• _TASK TO COMPLETE_: Copy out all of the data below with no alterations.

• _RAW DATA_:
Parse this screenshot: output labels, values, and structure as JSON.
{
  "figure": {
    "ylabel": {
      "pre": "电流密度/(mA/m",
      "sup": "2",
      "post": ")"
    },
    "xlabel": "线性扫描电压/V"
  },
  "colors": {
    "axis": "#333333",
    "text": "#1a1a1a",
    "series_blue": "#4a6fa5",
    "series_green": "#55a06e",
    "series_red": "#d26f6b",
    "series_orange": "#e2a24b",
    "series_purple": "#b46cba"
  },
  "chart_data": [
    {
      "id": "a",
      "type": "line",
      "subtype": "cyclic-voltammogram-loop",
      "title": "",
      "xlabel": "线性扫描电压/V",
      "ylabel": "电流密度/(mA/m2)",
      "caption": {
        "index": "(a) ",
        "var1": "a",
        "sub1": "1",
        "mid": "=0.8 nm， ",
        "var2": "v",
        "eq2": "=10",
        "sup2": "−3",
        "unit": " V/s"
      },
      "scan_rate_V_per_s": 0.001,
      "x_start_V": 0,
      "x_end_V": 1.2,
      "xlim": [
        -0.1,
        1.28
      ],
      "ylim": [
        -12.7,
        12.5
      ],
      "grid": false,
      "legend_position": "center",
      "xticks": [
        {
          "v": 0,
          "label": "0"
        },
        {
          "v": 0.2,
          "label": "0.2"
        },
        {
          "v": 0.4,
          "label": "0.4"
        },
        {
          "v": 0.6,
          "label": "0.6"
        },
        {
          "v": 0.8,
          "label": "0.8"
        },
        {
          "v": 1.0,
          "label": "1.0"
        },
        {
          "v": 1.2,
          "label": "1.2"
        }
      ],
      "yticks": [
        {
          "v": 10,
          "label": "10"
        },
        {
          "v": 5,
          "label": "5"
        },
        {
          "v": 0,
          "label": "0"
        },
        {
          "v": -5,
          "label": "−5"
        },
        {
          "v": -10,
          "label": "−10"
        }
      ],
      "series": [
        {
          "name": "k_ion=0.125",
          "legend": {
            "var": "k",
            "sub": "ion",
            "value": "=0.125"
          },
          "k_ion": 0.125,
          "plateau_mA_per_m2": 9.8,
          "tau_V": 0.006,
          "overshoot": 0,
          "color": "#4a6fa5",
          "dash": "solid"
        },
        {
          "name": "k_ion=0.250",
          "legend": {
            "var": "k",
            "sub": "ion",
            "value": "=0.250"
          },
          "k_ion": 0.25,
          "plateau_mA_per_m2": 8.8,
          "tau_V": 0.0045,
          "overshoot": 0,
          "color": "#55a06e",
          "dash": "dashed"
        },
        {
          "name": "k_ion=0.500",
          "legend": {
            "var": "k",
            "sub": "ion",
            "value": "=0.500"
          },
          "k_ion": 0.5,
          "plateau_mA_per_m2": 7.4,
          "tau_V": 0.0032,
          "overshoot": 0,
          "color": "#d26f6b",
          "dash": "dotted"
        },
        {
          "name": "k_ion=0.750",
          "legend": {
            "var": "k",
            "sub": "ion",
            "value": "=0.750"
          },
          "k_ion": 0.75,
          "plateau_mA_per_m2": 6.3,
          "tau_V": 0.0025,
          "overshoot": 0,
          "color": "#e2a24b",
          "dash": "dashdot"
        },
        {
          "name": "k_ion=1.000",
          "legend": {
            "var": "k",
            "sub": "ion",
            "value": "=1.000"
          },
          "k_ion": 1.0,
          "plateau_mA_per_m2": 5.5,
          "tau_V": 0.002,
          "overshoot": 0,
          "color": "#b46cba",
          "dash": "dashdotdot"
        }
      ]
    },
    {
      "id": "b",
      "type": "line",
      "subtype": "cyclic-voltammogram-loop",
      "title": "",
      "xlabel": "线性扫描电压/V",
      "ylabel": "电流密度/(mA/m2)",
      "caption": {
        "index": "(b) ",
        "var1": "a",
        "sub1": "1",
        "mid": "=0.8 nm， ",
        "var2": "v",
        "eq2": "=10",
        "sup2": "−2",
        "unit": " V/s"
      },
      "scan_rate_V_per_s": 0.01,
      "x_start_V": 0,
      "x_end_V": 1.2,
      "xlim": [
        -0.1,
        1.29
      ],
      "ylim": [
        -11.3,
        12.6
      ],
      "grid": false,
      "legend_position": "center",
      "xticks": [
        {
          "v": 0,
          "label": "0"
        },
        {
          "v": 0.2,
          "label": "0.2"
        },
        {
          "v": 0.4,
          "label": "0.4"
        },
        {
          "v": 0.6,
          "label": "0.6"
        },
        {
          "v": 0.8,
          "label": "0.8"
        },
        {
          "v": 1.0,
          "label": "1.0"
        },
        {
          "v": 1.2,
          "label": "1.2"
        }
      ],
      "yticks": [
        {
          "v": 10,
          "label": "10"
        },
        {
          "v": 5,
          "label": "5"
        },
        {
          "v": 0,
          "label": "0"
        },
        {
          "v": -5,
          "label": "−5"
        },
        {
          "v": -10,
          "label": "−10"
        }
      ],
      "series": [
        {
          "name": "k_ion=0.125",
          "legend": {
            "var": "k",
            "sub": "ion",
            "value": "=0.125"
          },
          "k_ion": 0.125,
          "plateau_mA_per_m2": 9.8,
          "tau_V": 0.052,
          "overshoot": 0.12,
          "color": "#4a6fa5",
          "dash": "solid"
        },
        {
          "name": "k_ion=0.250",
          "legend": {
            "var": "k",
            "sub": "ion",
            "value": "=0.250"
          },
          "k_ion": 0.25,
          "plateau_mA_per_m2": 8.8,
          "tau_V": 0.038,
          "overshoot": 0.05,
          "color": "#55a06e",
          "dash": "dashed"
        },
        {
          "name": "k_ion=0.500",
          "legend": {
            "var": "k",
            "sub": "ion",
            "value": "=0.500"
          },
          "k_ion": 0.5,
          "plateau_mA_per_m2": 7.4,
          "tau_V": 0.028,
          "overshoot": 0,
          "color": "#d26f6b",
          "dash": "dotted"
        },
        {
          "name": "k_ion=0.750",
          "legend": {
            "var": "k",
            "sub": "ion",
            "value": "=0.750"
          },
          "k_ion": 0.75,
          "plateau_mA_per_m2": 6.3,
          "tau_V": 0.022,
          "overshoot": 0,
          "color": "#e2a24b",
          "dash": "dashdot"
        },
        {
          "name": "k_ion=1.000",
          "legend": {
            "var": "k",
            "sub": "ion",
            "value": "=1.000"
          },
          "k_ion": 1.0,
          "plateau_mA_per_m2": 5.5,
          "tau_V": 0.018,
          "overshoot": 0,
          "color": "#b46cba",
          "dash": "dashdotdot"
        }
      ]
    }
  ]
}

• _REPLY_:
Parse this screenshot: output labels, values, and structure as JSON.
{
  "figure": {
    "ylabel": {
      "pre": "电流密度/(mA/m",
      "sup": "2",
      "post": ")"
    },
    "xlabel": "线性扫描电压/V"
  },
  "colors": {
    "axis": "#333333",
    "text": "#1a1a1a",
    "series_blue": "#4a6fa5",
    "series_green": "#55a06e",
    "series_red": "#d26f6b",
    "series_orange": "#e2a24b",
    "series_purple": "#b46cba"
  },
  "chart_data": [
    {
      "id": "a",
      "type": "line",
      "subtype": "cyclic-voltammogram-loop",
      "title": "",
      "xlabel": "线性扫描电压/V",
      "ylabel": "电流密度/(mA/m2)",
      "caption": {
        "index": "(a) ",
        "var1": "a",
        "sub1": "1",
        "mid": "=0.8 nm， ",
        "var2": "v",
        "eq2": "=10",
        "sup2": "−3",
        "unit": " V/s"
      },
      "scan_rate_V_per_s": 0.001,
      "x_start_V": 0,
      "x_end_V": 1.2,
      "xlim": [
        -0.1,
        1.28
      ],
      "ylim": [
        -12.7,
        12.5
      ],
      "grid": false,
      "legend_position": "center",
      "xticks": [
        {
          "v": 0,
          "label": "0"
        },
        {
          "v": 0.2,
          "label": "0.2"
        },
        {
          "v": 0.4,
          "label": "0.4"
        },
        {
          "v": 0.6,
          "label": "0.6"
        },
        {
          "v": 0.8,
          "label": "0.8"
        },
        {
          "v": 1.0,
          "label": "1.0"
        },
        {
          "v": 1.2,
          "label": "1.2"
        }
      ],
      "yticks": [
        {
          "v": 10,
          "label": "10"
        },
        {
          "v": 5,
          "label": "5"
        },
        {
          "v": 0,
          "label": "0"
        },
        {
          "v": -5,
          "label": "−5"
        },
        {
          "v": -10,
          "label": "−10"
        }
      ],
      "series": [
        {
          "name": "k_ion=0.125",
          "legend": {
            "var": "k",
            "sub": "ion",
            "value": "=0.125"
          },
          "k_ion": 0.125,
          "plateau_mA_per_m2": 9.8,
          "tau_V": 0.006,
          "overshoot": 0,
          "color": "#4a6fa5",
          "dash": "solid"
        },
        {
          "name": "k_ion=0.250",
          "legend": {
            "var": "k",
            "sub": "ion",
            "value": "=0.250"
          },
          "k_ion": 0.25,
          "plateau_mA_per_m2": 8.8,
          "tau_V": 0.0045,
          "overshoot": 0,
          "color": "#55a06e",
          "dash": "dashed"
        },
        {
          "name": "k_ion=0.500",
          "legend": {
            "var": "k",
            "sub": "ion",
            "value": "=0.500"
          },
          "k_ion": 0.5,
          "plateau_mA_per_m2": 7.4,
          "tau_V": 0.0032,
          "overshoot": 0,
          "color": "#d26f6b",
          "dash": "dotted"
        },
        {
          "name": "k_ion=0.750",
          "legend": {
            "var": "k",
            "sub": "ion",
            "value": "=0.750"
          },
          "k_ion": 0.75,
          "plateau_mA_per_m2": 6.3,
          "tau_V": 0.0025,
          "overshoot": 0,
          "color": "#e2a24b",
          "dash": "dashdot"
        },
        {
          "name": "k_ion=1.000",
          "legend": {
            "var": "k",
            "sub": "ion",
            "value": "=1.000"
          },
          "k_ion": 1.0,
          "plateau_mA_per_m2": 5.5,
          "tau_V": 0.002,
          "overshoot": 0,
          "color": "#b46cba",
          "dash": "dashdotdot"
        }
      ]
    },
    {
      "id": "b",
      "type": "line",
      "subtype": "cyclic-voltammogram-loop",
      "title": "",
      "xlabel": "线性扫描电压/V",
      "ylabel": "电流密度/(mA/m2)",
      "caption": {
        "index": "(b) ",
        "var1": "a",
        "sub1": "1",
        "mid": "=0.8 nm， ",
        "var2": "v",
        "eq2": "=10",
        "sup2": "−2",
        "unit": " V/s"
      },
      "scan_rate_V_per_s": 0.01,
      "x_start_V": 0,
      "x_end_V": 1.2,
      "xlim": [
        -0.1,
        1.29
      ],
      "ylim": [
        -11.3,
        12.6
      ],
      "grid": false,
      "legend_position": "center",
      "xticks": [
        {
          "v": 0,
          "label": "0"
        },
        {
          "v": 0.2,
          "label": "0.2"
        },
        {
          "v": 0.4,
          "label": "0.4"
        },
        {
          "v": 0.6,
          "label": "0.6"
        },
        {
          "v": 0.8,
          "label": "0.8"
        },
        {
          "v": 1.0,
          "label": "1.0"
        },
        {
          "v": 1.2,
          "label": "1.2"
        }
      ],
      "yticks": [
        {
          "v": 10,
          "label": "10"
        },
        {
          "v": 5,
          "label": "5"
        },
        {
          "v": 0,
          "label": "0"
        },
        {
          "v": -5,
          "label": "−5"
        },
        {
          "v": -10,
          "label": "−10"
        }
      ],
      "series": [
        {
          "name": "k_ion=0.125",
          "legend": {
            "var": "k",
            "sub": "ion",
            "value": "=0.125"
          },
          "k_ion": 0.125,
          "plateau_mA_per_m2": 9.8,
          "tau_V": 0.052,
          "overshoot": 0.12,
          "color": "#4a6fa5",
          "dash": "solid"
        },
        {
          "name": "k_ion=0.250",
          "legend": {
            "var": "k",
            "sub": "ion",
            "value": "=0.250"
          },
          "k_ion": 0.25,
          "plateau_mA_per_m2": 8.8,
          "tau_V": 0.038,
          "overshoot": 0.05,
          "color": "#55a06e",
          "dash": "dashed"
        },
        {
          "name": "k_ion=0.500",
          "legend": {
            "var": "k",
            "sub": "ion",
            "value": "=0.500"
          },
          "k_ion": 0.5,
          "plateau_mA_per_m2": 7.4,
          "tau_V": 0.028,
          "overshoot": 0,
          "color": "#d26f6b",
          "dash": "dotted"
        },
        {
          "name": "k_ion=0.750",
          "legend": {
            "var": "k",
            "sub": "ion",
            "value": "=0.750"
          },
          "k_ion": 0.75,
          "plateau_mA_per_m2": 6.3,
          "tau_V": 0.022,
          "overshoot": 0,
          "color": "#e2a24b",
          "dash": "dashdot"
        },
        {
          "name": "k_ion=1.000",
          "legend": {
            "var": "k",
            "sub": "ion",
            "value": "=1.000"
          },
          "k_ion": 1.0,
          "plateau_mA_per_m2": 5.5,
          "tau_V": 0.018,
          "overshoot": 0,
          "color": "#b46cba",
          "dash": "dashdotdot"
        }
      ]
    }
  ]
}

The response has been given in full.